▶ **Aim**
Look through the listing and locate every line containing the word "Administration"; copy those lines.

▶ **Working data**
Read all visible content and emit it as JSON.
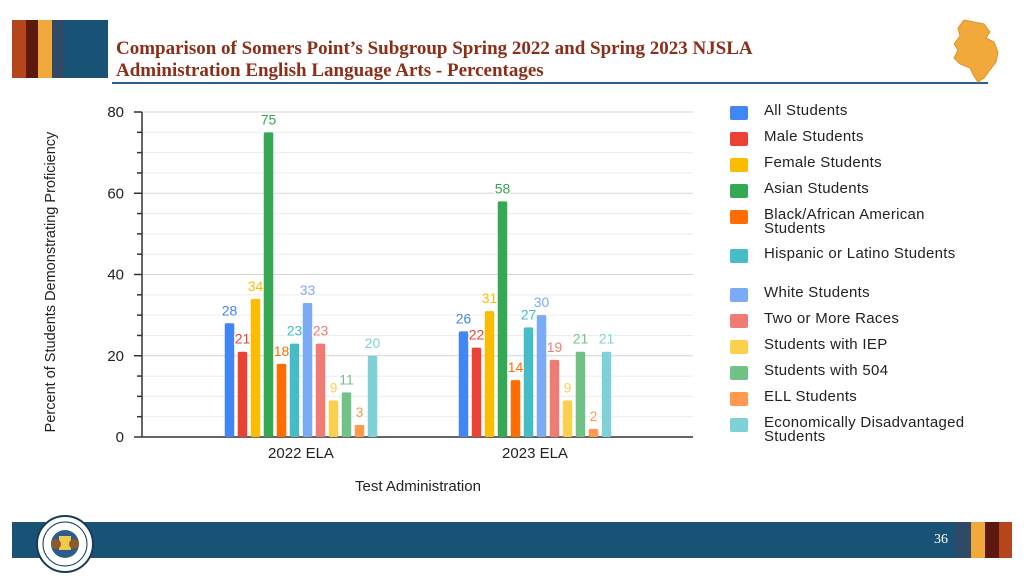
{
  "slide": {
    "title_line1": "Comparison of Somers Point’s Subgroup Spring 2022 and Spring 2023 NJSLA",
    "title_line2": "Administration English Language Arts - Percentages",
    "page_number": "36",
    "accent_stripes": [
      "#b5451b",
      "#5c1a0f",
      "#f2a93b",
      "#2e4a66",
      "#1a5276"
    ],
    "footer_stripes": [
      "#2e4a66",
      "#f2a93b",
      "#5c1a0f",
      "#b5451b"
    ],
    "footer_color": "#1a5276",
    "logo_icon": "nj-state-map-icon",
    "seal_icon": "nj-department-of-education-seal-icon"
  },
  "chart_data": {
    "type": "bar",
    "title": "",
    "xlabel": "Test Administration",
    "ylabel": "Percent of Students Demonstrating Proficiency",
    "categories": [
      "2022 ELA",
      "2023 ELA"
    ],
    "ylim": [
      0,
      80
    ],
    "yticks": [
      0,
      20,
      40,
      60,
      80
    ],
    "grid": true,
    "legend_position": "right",
    "series": [
      {
        "name": "All Students",
        "color": "#4285F4",
        "values": [
          28,
          26
        ]
      },
      {
        "name": "Male Students",
        "color": "#EA4335",
        "values": [
          21,
          22
        ]
      },
      {
        "name": "Female Students",
        "color": "#FBBC04",
        "values": [
          34,
          31
        ]
      },
      {
        "name": "Asian Students",
        "color": "#34A853",
        "values": [
          75,
          58
        ]
      },
      {
        "name": "Black/African American Students",
        "color": "#FF6D01",
        "values": [
          18,
          14
        ]
      },
      {
        "name": "Hispanic or Latino Students",
        "color": "#46BDC6",
        "values": [
          23,
          27
        ]
      },
      {
        "name": "White Students",
        "color": "#7BAAF7",
        "values": [
          33,
          30
        ]
      },
      {
        "name": "Two or More Races",
        "color": "#F07B72",
        "values": [
          23,
          19
        ]
      },
      {
        "name": "Students with IEP",
        "color": "#FCD04F",
        "values": [
          9,
          9
        ]
      },
      {
        "name": "Students with 504",
        "color": "#71C287",
        "values": [
          11,
          21
        ]
      },
      {
        "name": "ELL Students",
        "color": "#FF994D",
        "values": [
          3,
          2
        ]
      },
      {
        "name": "Economically Disadvantaged Students",
        "color": "#7ED1D7",
        "values": [
          20,
          21
        ]
      }
    ]
  }
}
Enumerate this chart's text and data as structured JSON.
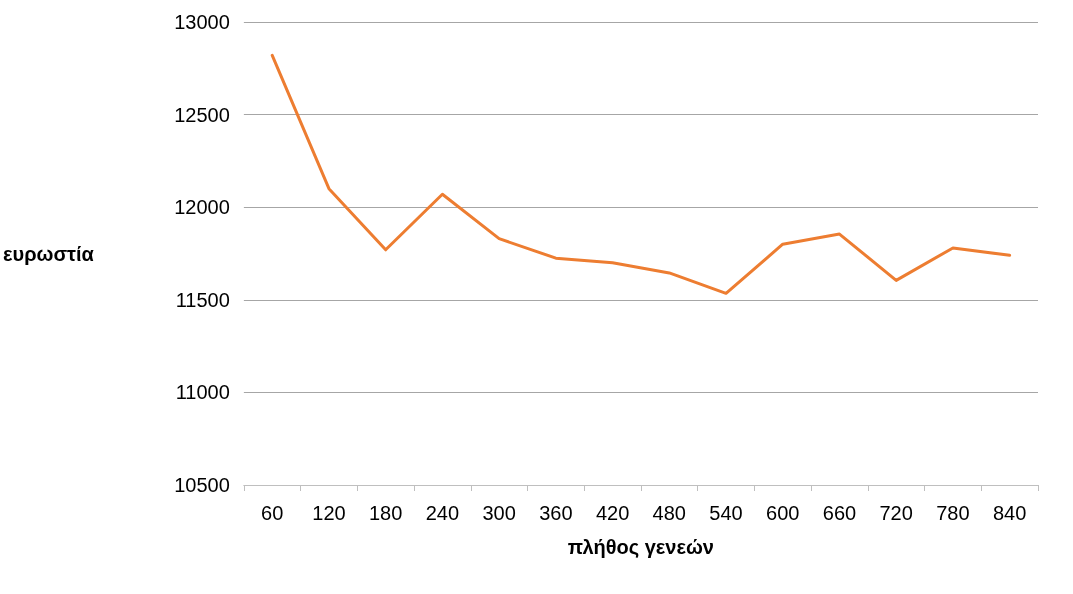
{
  "chart_data": {
    "type": "line",
    "xlabel": "πλήθος γενεών",
    "ylabel": "ευρωστία",
    "categories": [
      "60",
      "120",
      "180",
      "240",
      "300",
      "360",
      "420",
      "480",
      "540",
      "600",
      "660",
      "720",
      "780",
      "840"
    ],
    "series": [
      {
        "color": "#ed7d31",
        "values": [
          12820,
          12100,
          11770,
          12070,
          11830,
          11725,
          11700,
          11645,
          11535,
          11800,
          11855,
          11605,
          11780,
          11740
        ]
      }
    ],
    "ylim": [
      10500,
      13000
    ],
    "yticks": [
      10500,
      11000,
      11500,
      12000,
      12500,
      13000
    ],
    "grid": "y",
    "marker": "none",
    "line_style": "solid"
  }
}
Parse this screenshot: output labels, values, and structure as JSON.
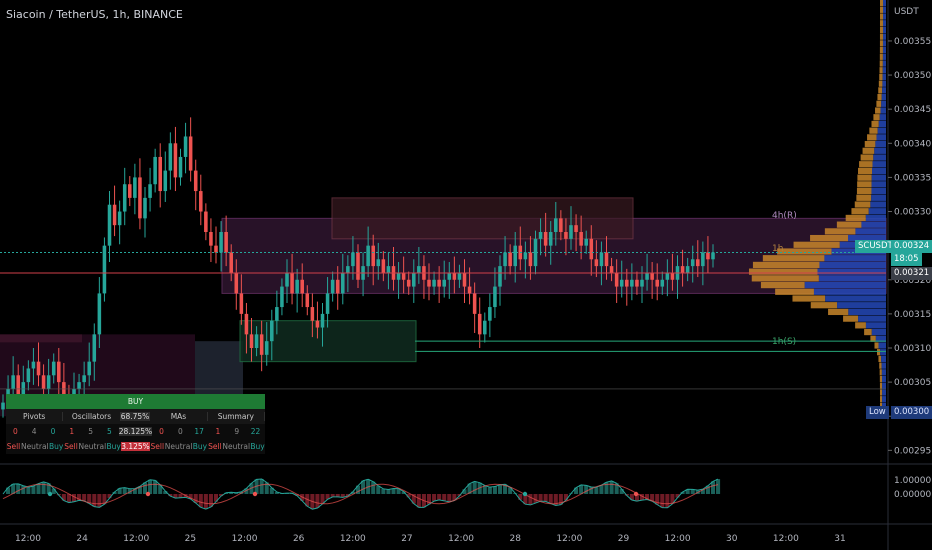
{
  "header": {
    "title": "Siacoin / TetherUS, 1h, BINANCE"
  },
  "price_axis": {
    "currency": "USDT",
    "ticks": [
      "0.00355",
      "0.00350",
      "0.00345",
      "0.00340",
      "0.00335",
      "0.00330",
      "0.00325",
      "0.00320",
      "0.00315",
      "0.00310",
      "0.00305",
      "0.00300",
      "0.00295"
    ],
    "last_symbol": "SCUSDT",
    "last_price": "0.00324",
    "countdown": "18:05",
    "ref_price": "0.00321",
    "low_label": "Low",
    "low_price": "0.00300"
  },
  "osc_axis": {
    "ticks": [
      "1.00000",
      "0.00000"
    ]
  },
  "time_axis": {
    "ticks": [
      "12:00",
      "24",
      "12:00",
      "25",
      "12:00",
      "26",
      "12:00",
      "27",
      "12:00",
      "28",
      "12:00",
      "29",
      "12:00",
      "30",
      "12:00",
      "31"
    ]
  },
  "annotations": {
    "pivot_r": "4h(R)",
    "pivot_s": "1h(S)",
    "pivot_mid": "1h"
  },
  "ta_table": {
    "signal": "BUY",
    "headers": [
      "Pivots",
      "Oscillators",
      "68.75%",
      "MAs",
      "Summary"
    ],
    "values": [
      "0",
      "4",
      "0",
      "1",
      "5",
      "5",
      "28.125%",
      "0",
      "0",
      "17",
      "1",
      "9",
      "22"
    ],
    "labels": [
      "Sell",
      "Neutral",
      "Buy",
      "Sell",
      "Neutral",
      "Buy",
      "3.125%",
      "Sell",
      "Neutral",
      "Buy",
      "Sell",
      "Neutral",
      "Buy"
    ]
  },
  "colors": {
    "up": "#26a69a",
    "down": "#ef5350",
    "buy": "#1e7b34",
    "vp_up": "#2549b8",
    "vp_down": "#c8862a"
  },
  "chart_data": {
    "type": "candlestick",
    "title": "Siacoin / TetherUS, 1h, BINANCE",
    "ylabel": "USDT",
    "ylim": [
      0.00293,
      0.00361
    ],
    "x_ticks": [
      "12:00",
      "24",
      "12:00",
      "25",
      "12:00",
      "26",
      "12:00",
      "27",
      "12:00",
      "28",
      "12:00",
      "29",
      "12:00",
      "30",
      "12:00",
      "31"
    ],
    "close_series": [
      0.00302,
      0.00304,
      0.00306,
      0.00303,
      0.00305,
      0.00307,
      0.00308,
      0.00306,
      0.00304,
      0.00306,
      0.00308,
      0.00305,
      0.00303,
      0.00301,
      0.00304,
      0.00305,
      0.00306,
      0.00308,
      0.00312,
      0.00318,
      0.00325,
      0.00331,
      0.00328,
      0.0033,
      0.00334,
      0.00332,
      0.00335,
      0.00329,
      0.00332,
      0.00334,
      0.00338,
      0.00333,
      0.00336,
      0.0034,
      0.00335,
      0.00338,
      0.00341,
      0.00336,
      0.00333,
      0.0033,
      0.00327,
      0.00325,
      0.00324,
      0.00327,
      0.00324,
      0.00321,
      0.00318,
      0.00315,
      0.00312,
      0.0031,
      0.00312,
      0.00309,
      0.00311,
      0.00314,
      0.00316,
      0.00319,
      0.00321,
      0.00318,
      0.0032,
      0.00318,
      0.00316,
      0.00314,
      0.00313,
      0.00315,
      0.00318,
      0.0032,
      0.00318,
      0.00321,
      0.00322,
      0.00324,
      0.0032,
      0.00322,
      0.00325,
      0.00322,
      0.00323,
      0.00321,
      0.00322,
      0.0032,
      0.00321,
      0.0032,
      0.00319,
      0.00321,
      0.00322,
      0.0032,
      0.00319,
      0.0032,
      0.00319,
      0.0032,
      0.00321,
      0.0032,
      0.00321,
      0.00319,
      0.00318,
      0.00315,
      0.00312,
      0.00314,
      0.00316,
      0.00319,
      0.00322,
      0.00324,
      0.00322,
      0.00325,
      0.00323,
      0.00324,
      0.00322,
      0.00326,
      0.00327,
      0.00325,
      0.00327,
      0.00329,
      0.00327,
      0.00326,
      0.00328,
      0.00327,
      0.00325,
      0.00326,
      0.00323,
      0.00322,
      0.00324,
      0.00322,
      0.00321,
      0.00319,
      0.0032,
      0.00319,
      0.0032,
      0.00319,
      0.0032,
      0.00321,
      0.0032,
      0.00319,
      0.0032,
      0.00321,
      0.0032,
      0.00322,
      0.00321,
      0.00322,
      0.00323,
      0.00322,
      0.00324,
      0.00323,
      0.00324
    ],
    "zones": [
      {
        "label": "4h(R)",
        "low": 0.00318,
        "high": 0.00329
      },
      {
        "label": "1h(S)",
        "low": 0.00308,
        "high": 0.00314
      },
      {
        "label": "",
        "low": 0.00326,
        "high": 0.00332
      }
    ],
    "levels": [
      0.00321,
      0.00311,
      0.0031
    ],
    "volume_profile": {
      "price_low": 0.003,
      "price_high": 0.00361,
      "bins": 62,
      "peak_price": 0.00321
    },
    "oscillator": {
      "ylim": [
        -1,
        1
      ],
      "ticks": [
        1,
        0
      ]
    },
    "indicator_table": {
      "signal": "BUY",
      "oscillators_buy_pct": 68.75,
      "neutral_pct": 28.125,
      "sell_pct": 3.125
    }
  }
}
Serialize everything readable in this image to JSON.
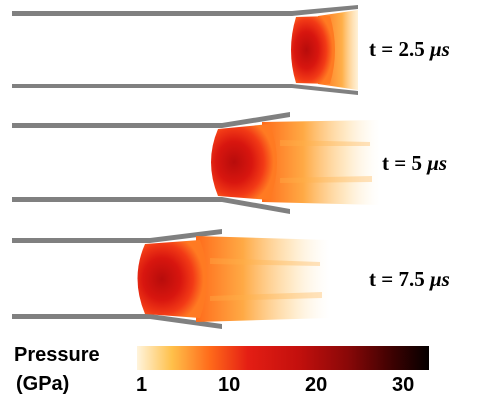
{
  "frames": [
    {
      "time_prefix": "t = ",
      "time_value": "2.5",
      "time_unit": "μs"
    },
    {
      "time_prefix": "t = ",
      "time_value": "5",
      "time_unit": "μs"
    },
    {
      "time_prefix": "t = ",
      "time_value": "7.5",
      "time_unit": "μs"
    }
  ],
  "colorbar": {
    "title_line1": "Pressure",
    "title_line2": "(GPa)",
    "ticks": [
      "1",
      "10",
      "20",
      "30"
    ],
    "colors": [
      "#fff4dc",
      "#ffc04a",
      "#ff6a1a",
      "#e41e14",
      "#c4100d",
      "#8a0808",
      "#3a0101",
      "#050000"
    ]
  },
  "colors": {
    "tube_wall": "#808080",
    "high_pressure": "#c4100d",
    "mid_pressure": "#ff6a1a",
    "low_pressure": "#fff4dc"
  }
}
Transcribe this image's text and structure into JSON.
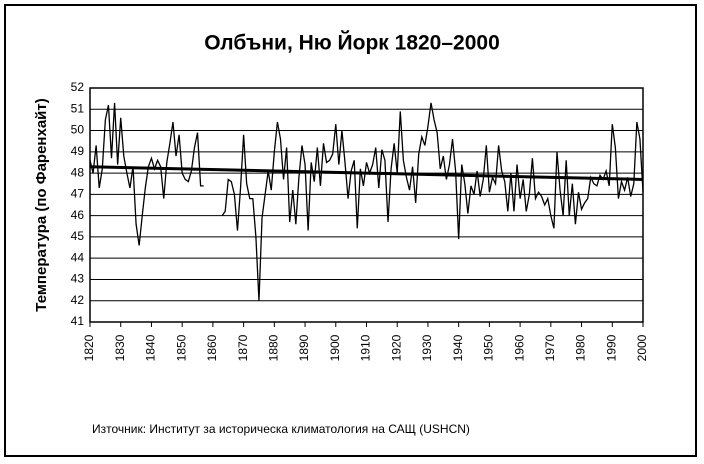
{
  "chart_data": {
    "type": "line",
    "title": "Олбъни, Ню Йорк 1820–2000",
    "y_label": "Температура (по Фаренхайт)",
    "source": "Източник: Институт за историческа климатология на САЩ (USHCN)",
    "x": [
      1820,
      1821,
      1822,
      1823,
      1824,
      1825,
      1826,
      1827,
      1828,
      1829,
      1830,
      1831,
      1832,
      1833,
      1834,
      1835,
      1836,
      1837,
      1838,
      1839,
      1840,
      1841,
      1842,
      1843,
      1844,
      1845,
      1846,
      1847,
      1848,
      1849,
      1850,
      1851,
      1852,
      1853,
      1854,
      1855,
      1856,
      1857,
      1858,
      1859,
      1860,
      1861,
      1862,
      1863,
      1864,
      1865,
      1866,
      1867,
      1868,
      1869,
      1870,
      1871,
      1872,
      1873,
      1874,
      1875,
      1876,
      1877,
      1878,
      1879,
      1880,
      1881,
      1882,
      1883,
      1884,
      1885,
      1886,
      1887,
      1888,
      1889,
      1890,
      1891,
      1892,
      1893,
      1894,
      1895,
      1896,
      1897,
      1898,
      1899,
      1900,
      1901,
      1902,
      1903,
      1904,
      1905,
      1906,
      1907,
      1908,
      1909,
      1910,
      1911,
      1912,
      1913,
      1914,
      1915,
      1916,
      1917,
      1918,
      1919,
      1920,
      1921,
      1922,
      1923,
      1924,
      1925,
      1926,
      1927,
      1928,
      1929,
      1930,
      1931,
      1932,
      1933,
      1934,
      1935,
      1936,
      1937,
      1938,
      1939,
      1940,
      1941,
      1942,
      1943,
      1944,
      1945,
      1946,
      1947,
      1948,
      1949,
      1950,
      1951,
      1952,
      1953,
      1954,
      1955,
      1956,
      1957,
      1958,
      1959,
      1960,
      1961,
      1962,
      1963,
      1964,
      1965,
      1966,
      1967,
      1968,
      1969,
      1970,
      1971,
      1972,
      1973,
      1974,
      1975,
      1976,
      1977,
      1978,
      1979,
      1980,
      1981,
      1982,
      1983,
      1984,
      1985,
      1986,
      1987,
      1988,
      1989,
      1990,
      1991,
      1992,
      1993,
      1994,
      1995,
      1996,
      1997,
      1998,
      1999,
      2000
    ],
    "series": [
      {
        "color": "#000000",
        "values": [
          48.6,
          48.0,
          49.3,
          47.3,
          48.2,
          50.5,
          51.2,
          48.7,
          51.3,
          48.4,
          50.6,
          48.8,
          48.0,
          47.3,
          48.3,
          45.6,
          44.6,
          46.0,
          47.3,
          48.3,
          48.7,
          48.2,
          48.6,
          48.3,
          46.8,
          48.5,
          49.4,
          50.4,
          48.8,
          49.8,
          48.0,
          47.7,
          47.6,
          48.1,
          49.2,
          49.9,
          47.4,
          47.4,
          null,
          null,
          null,
          null,
          null,
          46.0,
          46.2,
          47.7,
          47.6,
          47.0,
          45.3,
          47.3,
          49.8,
          47.5,
          46.8,
          46.8,
          45.0,
          42.0,
          45.9,
          47.0,
          48.1,
          47.2,
          49.0,
          50.4,
          49.6,
          47.7,
          49.2,
          45.7,
          47.2,
          45.6,
          47.8,
          49.3,
          48.4,
          45.3,
          48.5,
          47.6,
          49.2,
          47.4,
          49.4,
          48.5,
          48.6,
          48.9,
          50.3,
          48.4,
          50.0,
          48.5,
          46.8,
          48.1,
          48.6,
          45.4,
          48.2,
          47.4,
          48.5,
          48.0,
          48.4,
          49.2,
          47.3,
          49.1,
          48.6,
          45.7,
          48.2,
          49.4,
          48.0,
          50.9,
          48.6,
          47.8,
          47.2,
          48.3,
          46.6,
          48.9,
          49.7,
          49.3,
          50.2,
          51.3,
          50.5,
          49.9,
          48.2,
          48.8,
          47.7,
          48.4,
          49.6,
          48.1,
          44.9,
          48.4,
          47.5,
          46.1,
          47.4,
          47.0,
          48.1,
          46.9,
          47.7,
          49.3,
          47.1,
          47.8,
          47.5,
          49.3,
          48.1,
          47.6,
          46.2,
          48.0,
          46.2,
          48.4,
          46.8,
          47.7,
          46.2,
          47.0,
          48.7,
          46.8,
          47.1,
          46.9,
          46.5,
          46.8,
          46.0,
          45.4,
          49.0,
          47.2,
          46.0,
          48.6,
          46.0,
          47.5,
          45.6,
          47.1,
          46.3,
          46.6,
          46.8,
          47.8,
          47.5,
          47.4,
          47.9,
          47.7,
          48.1,
          47.4,
          50.3,
          49.2,
          46.8,
          47.6,
          47.2,
          47.8,
          46.9,
          47.5,
          50.4,
          49.6,
          47.1
        ]
      }
    ],
    "trend": {
      "x": [
        1820,
        2000
      ],
      "values": [
        48.3,
        47.7
      ],
      "color": "#000000"
    },
    "xlim": [
      1820,
      2000
    ],
    "xticks": [
      1820,
      1830,
      1840,
      1850,
      1860,
      1870,
      1880,
      1890,
      1900,
      1910,
      1920,
      1930,
      1940,
      1950,
      1960,
      1970,
      1980,
      1990,
      2000
    ],
    "ylim": [
      41,
      52
    ],
    "yticks": [
      41,
      42,
      43,
      44,
      45,
      46,
      47,
      48,
      49,
      50,
      51,
      52
    ],
    "grid": true
  }
}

▶ **Exercise output**
    "title_line2": "Administration English Language Arts - Percentages",
    "xlabel": "Test Administration",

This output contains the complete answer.